>>>>>
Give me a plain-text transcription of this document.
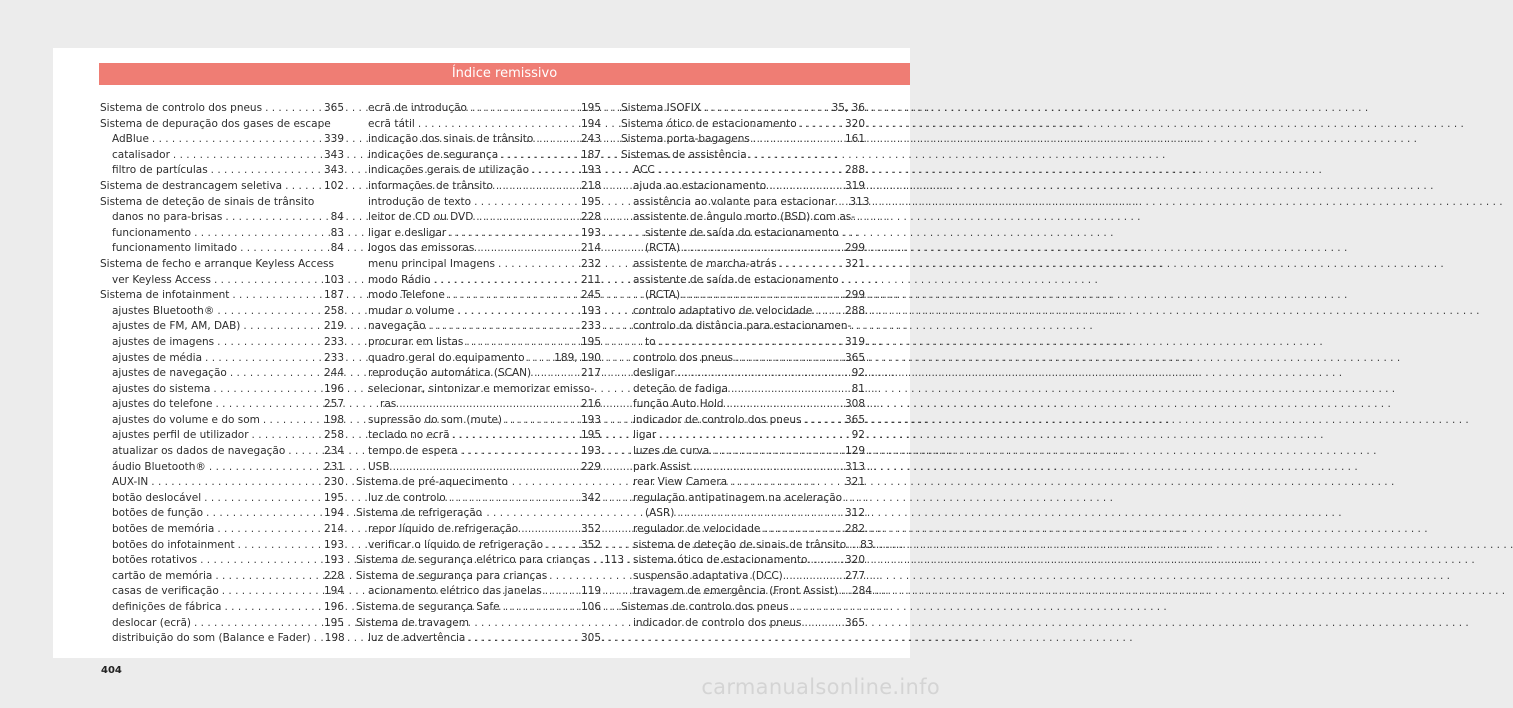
Índice remissivo
Sistema de controlo dos pneus . . .	365
Sistema de depuração dos gases de escape
AdBlue . . .	339
catalisador . . .	343
filtro de partículas . . .	343
Sistema de destrancagem seletiva . . .	102
Sistema de deteção de sinais de trânsito
danos no para-brisas . . .	84
funcionamento . . .	83
funcionamento limitado . . .	84
Sistema de fecho e arranque Keyless Access
ver Keyless Access . . .	103
Sistema de infotainment . . .	187
ajustes Bluetooth® . . .	258
ajustes de FM, AM, DAB) . . .	219
ajustes de imagens . . .	233
ajustes de média . . .	233
ajustes de navegação . . .	244
ajustes do sistema . . .	196
ajustes do telefone . . .	257
ajustes do volume e do som . . .	198
ajustes perfil de utilizador . . .	258
atualizar os dados de navegação . . .	234
áudio Bluetooth® . . .	231
AUX-IN . . .	230
botão deslocável . . .	195
botões de função . . .	194
botões de memória . . .	214
botões do infotainment . . .	193
botões rotativos . . .	193
cartão de memória . . .	228
casas de verificação . . .	194
definições de fábrica . . .	196
deslocar (ecrã) . . .	195
distribuição do som (Balance e Fader) . . . 198
ecrã de introdução . . .	195
ecrã tátil . . .	194
indicação dos sinais de trânsito . . .	243
indicações de segurança . . .	187
indicações gerais de utilização . . .	193
informações de trânsito . . .	218
introdução de texto . . .	195
leitor de CD ou DVD . . .	228
ligar e desligar . . .	193
logos das emissoras . . .	214
menu principal Imagens . . .	232
modo Rádio . . .	211
modo Telefone . . .	245
mudar o volume . . .	193
navegação . . .	233
procurar em listas . . .	195
quadro geral do equipamento . . .	189, 190
reprodução automática (SCAN) . . .	217
selecionar, sintonizar e memorizar emisso-
ras . . .	216
supressão do som (mute) . . .	193
teclado no ecrã . . .	195
tempo de espera . . .	193
USB . . .	229
Sistema de pré-aquecimento
luz de controlo . . .	342
Sistema de refrigeração
repor líquido de refrigeração . . .	352
verificar o líquido de refrigeração . . .	352
Sistema de segurança elétrico para crianças . . . 113
Sistema de segurança para crianças
acionamento elétrico das janelas . . .	119
Sistema de segurança Safe . . .	106
Sistema de travagem
luz de advertência . . .	305
Sistema ISOFIX . . .	35, 36
Sistema ótico de estacionamento . . .	320
Sistema porta-bagagens . . .	161
Sistemas de assistência
ACC . . .	288
ajuda ao estacionamento . . .	319
assistência ao volante para estacionar . . . 313
assistente de ângulo morto (BSD) com as-
sistente de saída do estacionamento
(RCTA) . . .	299
assistente de marcha-atrás . . .	321
assistente de saída de estacionamento
(RCTA) . . .	299
controlo adaptativo de velocidade . . .	288
controlo da distância para estacionamen-
to . . .	319
controlo dos pneus . . .	365
desligar . . .	92
deteção de fadiga . . .	81
função Auto Hold . . .	308
indicador de controlo dos pneus . . .	365
ligar . . .	92
luzes de curva . . .	129
park Assist . . .	313
rear View Camera . . .	321
regulação antipatinagem na aceleração
(ASR) . . .	312
regulador de velocidade . . .	282
sistema de deteção de sinais de trânsito . . . 83
sistema ótico de estacionamento . . .	320
suspensão adaptativa (DCC) . . .	277
travagem de emergência (Front Assist) . . . 284
Sistemas de controlo dos pneus
indicador de controlo dos pneus . . .	365
404
carmanualsonline.info
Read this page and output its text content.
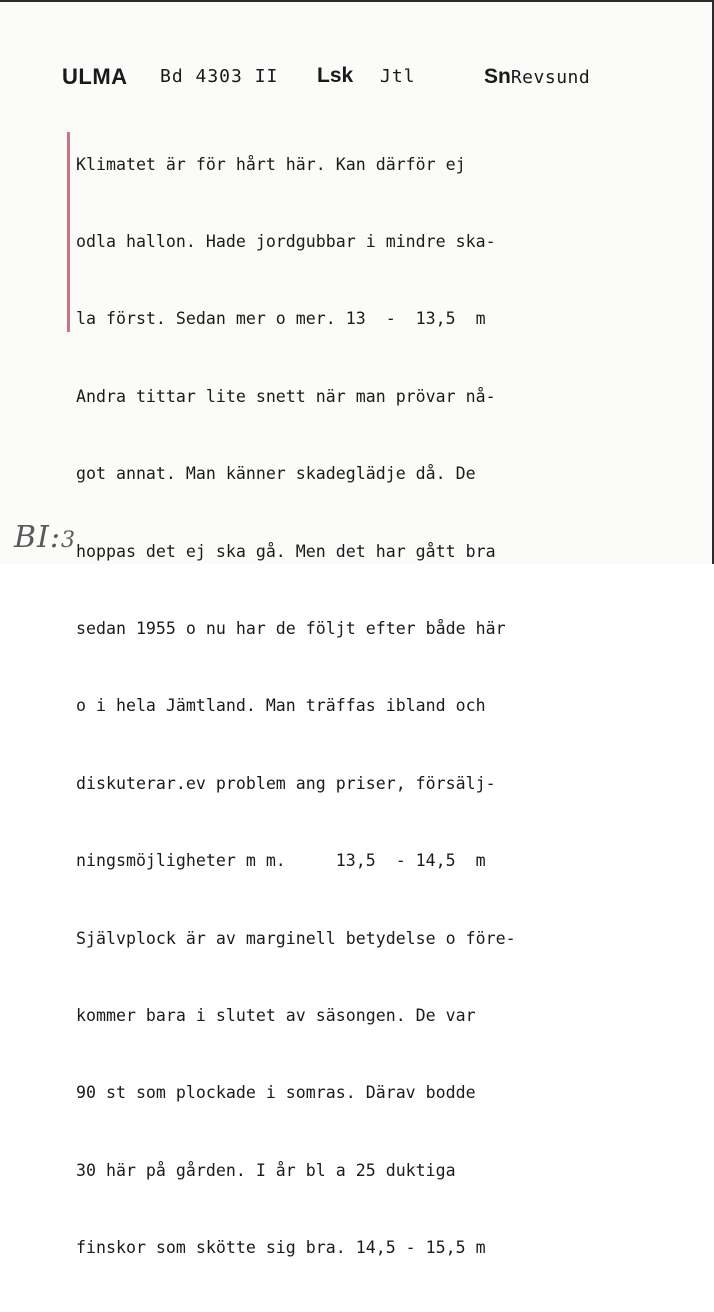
ULMA Bd 4303 II Lsk Jtl	SnRevsund

Klimatet är för hårt här. Kan därför ej

odla hallon. Hade jordgubbar i mindre ska-

la först. Sedan mer o mer. 13  -  13,5  m

Andra tittar lite snett när man prövar nå-

got annat. Man känner skadeglädje då. De

hoppas det ej ska gå. Men det har gått bra

sedan 1955 o nu har de följt efter både här

o i hela Jämtland. Man träffas ibland och

diskuterar.ev problem ang priser, försälj-

ningsmöjligheter m m.     13,5  - 14,5  m

Självplock är av marginell betydelse o före-

kommer bara i slutet av säsongen. De var

90 st som plockade i somras. Därav bodde

30 här på gården. I år bl a 25 duktiga

finskor som skötte sig bra. 14,5 - 15,5 m

BI:3
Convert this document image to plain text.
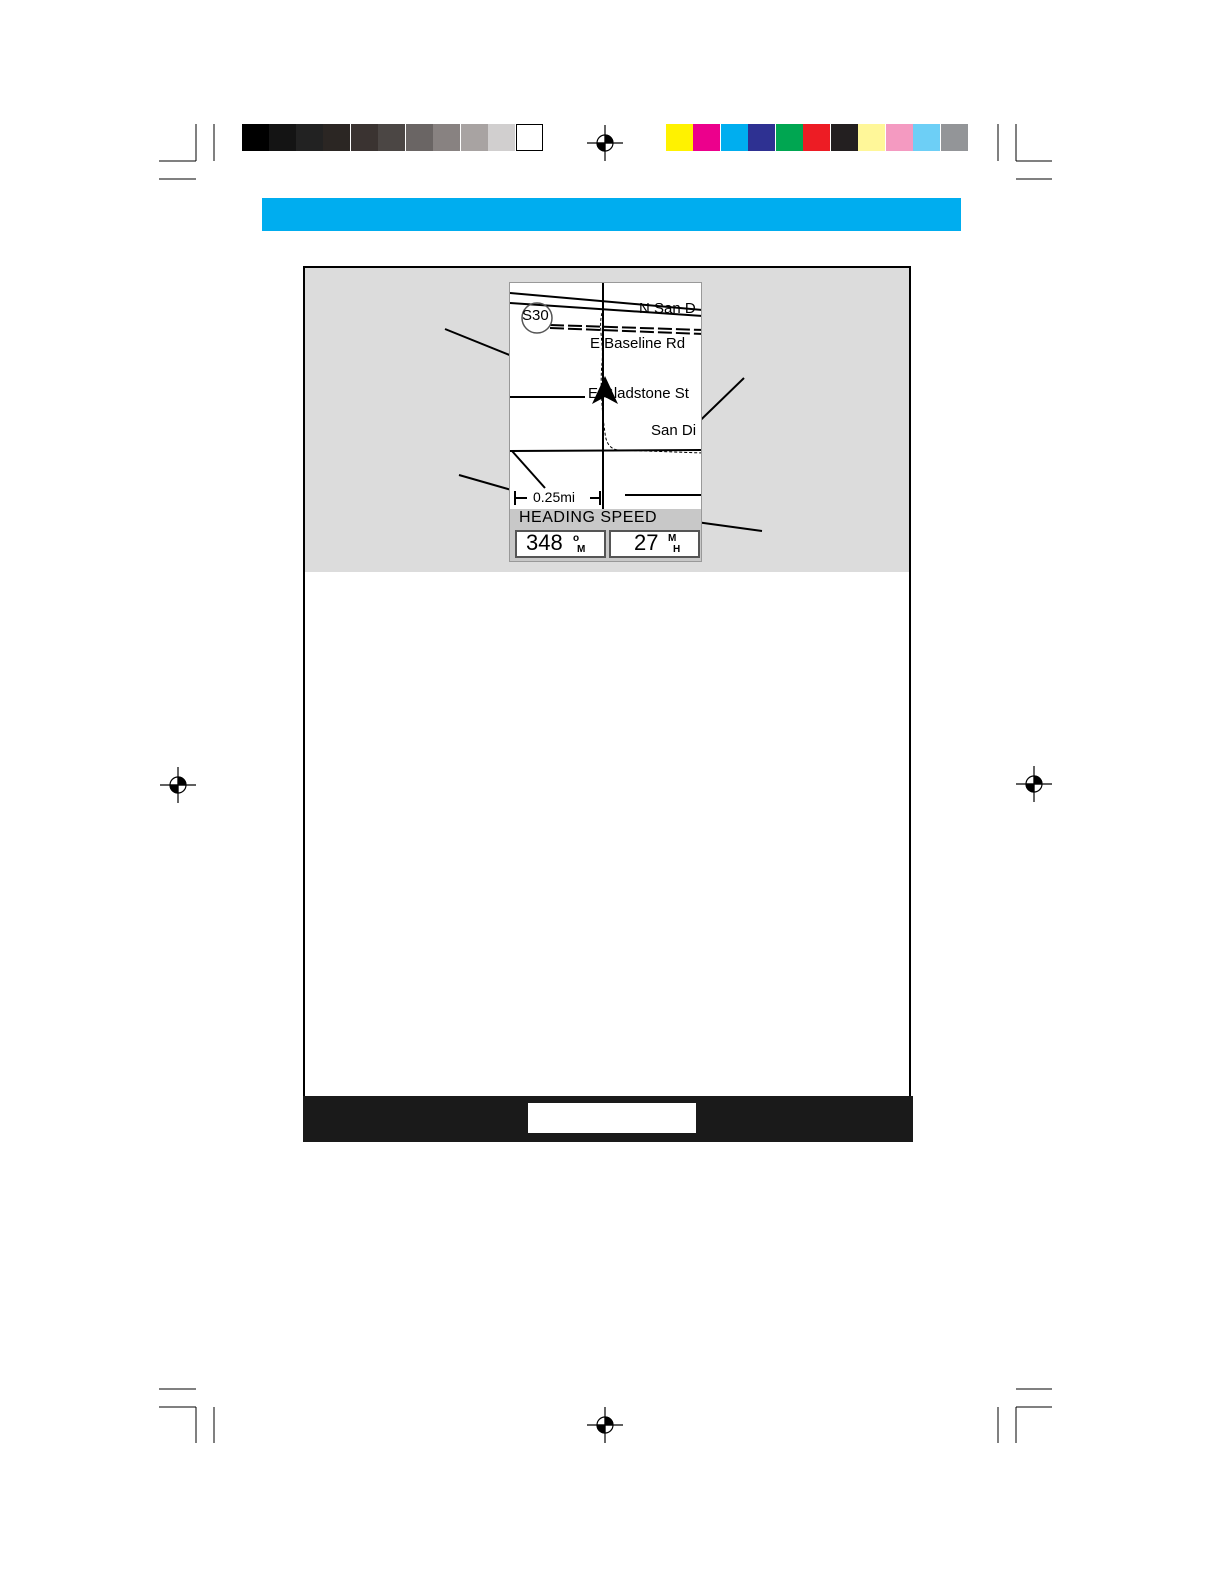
S30	N San D
E Baseline Rd
E Gladstone St
San Di
0.25mi
HEADING SPEED
348 o
M 27 M
H
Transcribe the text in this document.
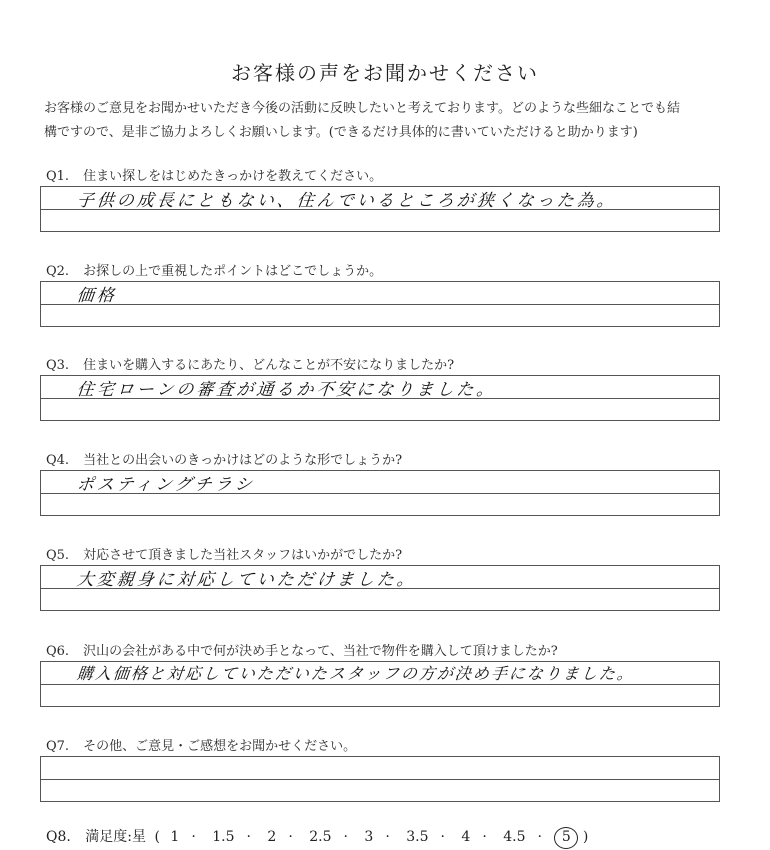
お客様の声をお聞かせください
お客様のご意見をお聞かせいただき今後の活動に反映したいと考えております。どのような些細なことでも結
構ですので、是非ご協力よろしくお願いします。(できるだけ具体的に書いていただけると助かります)
Q1. 住まい探しをはじめたきっかけを教えてください。
子供の成長にともない、住んでいるところが狭くなった為。
Q2. お探しの上で重視したポイントはどこでしょうか。
価格
Q3. 住まいを購入するにあたり、どんなことが不安になりましたか?
住宅ローンの審査が通るか不安になりました。
Q4. 当社との出会いのきっかけはどのような形でしょうか?
ポスティングチラシ
Q5. 対応させて頂きました当社スタッフはいかがでしたか?
大変親身に対応していただけました。
Q6. 沢山の会社がある中で何が決め手となって、当社で物件を購入して頂けましたか?
購入価格と対応していただいたスタッフの方が決め手になりました。
Q7. その他、ご意見・ご感想をお聞かせください。
Q8. 満足度:星 ( 1 · 1.5 · 2 · 2.5 · 3 · 3.5 · 4 · 4.5 · 5 )
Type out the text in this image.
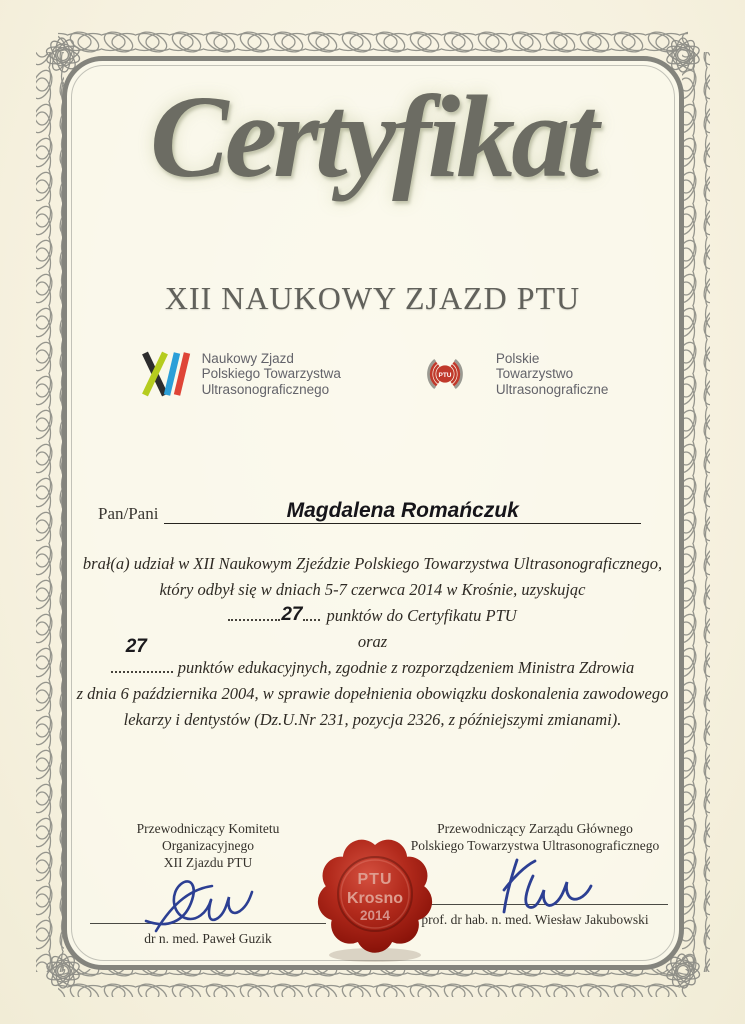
Certyfikat
XII NAUKOWY ZJAZD PTU
Naukowy Zjazd
Polskiego Towarzystwa
Ultrasonograficznego
PTU
Polskie
Towarzystwo
Ultrasonograficzne
Pan/Pani	Magdalena Romańczuk
brał(a) udział w XII Naukowym Zjeździe Polskiego Towarzystwa Ultrasonograficznego,
który odbył się w dniach 5-7 czerwca 2014 w Krośnie, uzyskując
27 punktów do Certyfikatu PTU
oraz
27
punktów edukacyjnych, zgodnie z rozporządzeniem Ministra Zdrowia
z dnia 6 października 2004, w sprawie dopełnienia obowiązku doskonalenia zawodowego
lekarzy i dentystów (Dz.U.Nr 231, pozycja 2326, z późniejszymi zmianami).
Przewodniczący Komitetu Organizacyjnego
XII Zjazdu PTU
dr n. med. Paweł Guzik
Przewodniczący Zarządu Głównego
Polskiego Towarzystwa Ultrasonograficznego
prof. dr hab. n. med. Wiesław Jakubowski
PTU
Krosno
2014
<<<<<
What is needed: Transcribe each line above verbatim, with the pictures left out.

The solution:
Give me a plain-text transcription of this document.
Índice remissivo
Sistema de controlo dos pneus . . .	365
Sistema de depuração dos gases de escape
AdBlue . . .	339
catalisador . . .	343
filtro de partículas . . .	343
Sistema de destrancagem seletiva . . .	102
Sistema de deteção de sinais de trânsito
danos no para-brisas . . .	84
funcionamento . . .	83
funcionamento limitado . . .	84
Sistema de fecho e arranque Keyless Access
ver Keyless Access . . .	103
Sistema de infotainment . . .	187
ajustes Bluetooth® . . .	258
ajustes de FM, AM, DAB) . . .	219
ajustes de imagens . . .	233
ajustes de média . . .	233
ajustes de navegação . . .	244
ajustes do sistema . . .	196
ajustes do telefone . . .	257
ajustes do volume e do som . . .	198
ajustes perfil de utilizador . . .	258
atualizar os dados de navegação . . .	234
áudio Bluetooth® . . .	231
AUX-IN . . .	230
botão deslocável . . .	195
botões de função . . .	194
botões de memória . . .	214
botões do infotainment . . .	193
botões rotativos . . .	193
cartão de memória . . .	228
casas de verificação . . .	194
definições de fábrica . . .	196
deslocar (ecrã) . . .	195
distribuição do som (Balance e Fader) . . . 198
ecrã de introdução . . .	195
ecrã tátil . . .	194
indicação dos sinais de trânsito . . .	243
indicações de segurança . . .	187
indicações gerais de utilização . . .	193
informações de trânsito . . .	218
introdução de texto . . .	195
leitor de CD ou DVD . . .	228
ligar e desligar . . .	193
logos das emissoras . . .	214
menu principal Imagens . . .	232
modo Rádio . . .	211
modo Telefone . . .	245
mudar o volume . . .	193
navegação . . .	233
procurar em listas . . .	195
quadro geral do equipamento . . .	189, 190
reprodução automática (SCAN) . . .	217
selecionar, sintonizar e memorizar emisso-
ras . . .	216
supressão do som (mute) . . .	193
teclado no ecrã . . .	195
tempo de espera . . .	193
USB . . .	229
Sistema de pré-aquecimento
luz de controlo . . .	342
Sistema de refrigeração
repor líquido de refrigeração . . .	352
verificar o líquido de refrigeração . . .	352
Sistema de segurança elétrico para crianças . . . 113
Sistema de segurança para crianças
acionamento elétrico das janelas . . .	119
Sistema de segurança Safe . . .	106
Sistema de travagem
luz de advertência . . .	305
Sistema ISOFIX . . .	35, 36
Sistema ótico de estacionamento . . .	320
Sistema porta-bagagens . . .	161
Sistemas de assistência
ACC . . .	288
ajuda ao estacionamento . . .	319
assistência ao volante para estacionar . . . 313
assistente de ângulo morto (BSD) com as-
sistente de saída do estacionamento
(RCTA) . . .	299
assistente de marcha-atrás . . .	321
assistente de saída de estacionamento
(RCTA) . . .	299
controlo adaptativo de velocidade . . .	288
controlo da distância para estacionamen-
to . . .	319
controlo dos pneus . . .	365
desligar . . .	92
deteção de fadiga . . .	81
função Auto Hold . . .	308
indicador de controlo dos pneus . . .	365
ligar . . .	92
luzes de curva . . .	129
park Assist . . .	313
rear View Camera . . .	321
regulação antipatinagem na aceleração
(ASR) . . .	312
regulador de velocidade . . .	282
sistema de deteção de sinais de trânsito . . . 83
sistema ótico de estacionamento . . .	320
suspensão adaptativa (DCC) . . .	277
travagem de emergência (Front Assist) . . . 284
Sistemas de controlo dos pneus
indicador de controlo dos pneus . . .	365
404
carmanualsonline.info
Read this page and output its text content.
ULMA Bd 4303 II Lsk Jtl	SnRevsund

Klimatet är för hårt här. Kan därför ej

odla hallon. Hade jordgubbar i mindre ska-

la först. Sedan mer o mer. 13  -  13,5  m

Andra tittar lite snett när man prövar nå-

got annat. Man känner skadeglädje då. De

hoppas det ej ska gå. Men det har gått bra

sedan 1955 o nu har de följt efter både här

o i hela Jämtland. Man träffas ibland och

diskuterar.ev problem ang priser, försälj-

ningsmöjligheter m m.     13,5  - 14,5  m

Självplock är av marginell betydelse o före-

kommer bara i slutet av säsongen. De var

90 st som plockade i somras. Därav bodde

30 här på gården. I år bl a 25 duktiga

finskor som skötte sig bra. 14,5 - 15,5 m

BI:3
Convert this document image to plain text.
S30	N San D
E Baseline Rd
E Gladstone St
San Di
0.25mi
HEADING SPEED
348 o
M 27 M
H
Transcribe the text in this document.
お客様の声をお聞かせください
お客様のご意見をお聞かせいただき今後の活動に反映したいと考えております。どのような些細なことでも結
構ですので、是非ご協力よろしくお願いします。(できるだけ具体的に書いていただけると助かります)
Q1. 住まい探しをはじめたきっかけを教えてください。
子供の成長にともない、住んでいるところが狭くなった為。
Q2. お探しの上で重視したポイントはどこでしょうか。
価格
Q3. 住まいを購入するにあたり、どんなことが不安になりましたか?
住宅ローンの審査が通るか不安になりました。
Q4. 当社との出会いのきっかけはどのような形でしょうか?
ポスティングチラシ
Q5. 対応させて頂きました当社スタッフはいかがでしたか?
大変親身に対応していただけました。
Q6. 沢山の会社がある中で何が決め手となって、当社で物件を購入して頂けましたか?
購入価格と対応していただいたスタッフの方が決め手になりました。
Q7. その他、ご意見・ご感想をお聞かせください。
Q8. 満足度:星 ( 1 · 1.5 · 2 · 2.5 · 3 · 3.5 · 4 · 4.5 · 5 )
Type out the text in this image.
Certyfikat
XII NAUKOWY ZJAZD PTU
Naukowy Zjazd
Polskiego Towarzystwa
Ultrasonograficznego
PTU
Polskie
Towarzystwo
Ultrasonograficzne
Pan/Pani	Magdalena Romańczuk
brał(a) udział w XII Naukowym Zjeździe Polskiego Towarzystwa Ultrasonograficznego,
który odbył się w dniach 5-7 czerwca 2014 w Krośnie, uzyskując
27 punktów do Certyfikatu PTU
oraz
27
punktów edukacyjnych, zgodnie z rozporządzeniem Ministra Zdrowia
z dnia 6 października 2004, w sprawie dopełnienia obowiązku doskonalenia zawodowego
lekarzy i dentystów (Dz.U.Nr 231, pozycja 2326, z późniejszymi zmianami).
Przewodniczący Komitetu Organizacyjnego
XII Zjazdu PTU
dr n. med. Paweł Guzik
Przewodniczący Zarządu Głównego
Polskiego Towarzystwa Ultrasonograficznego
prof. dr hab. n. med. Wiesław Jakubowski
PTU
Krosno
2014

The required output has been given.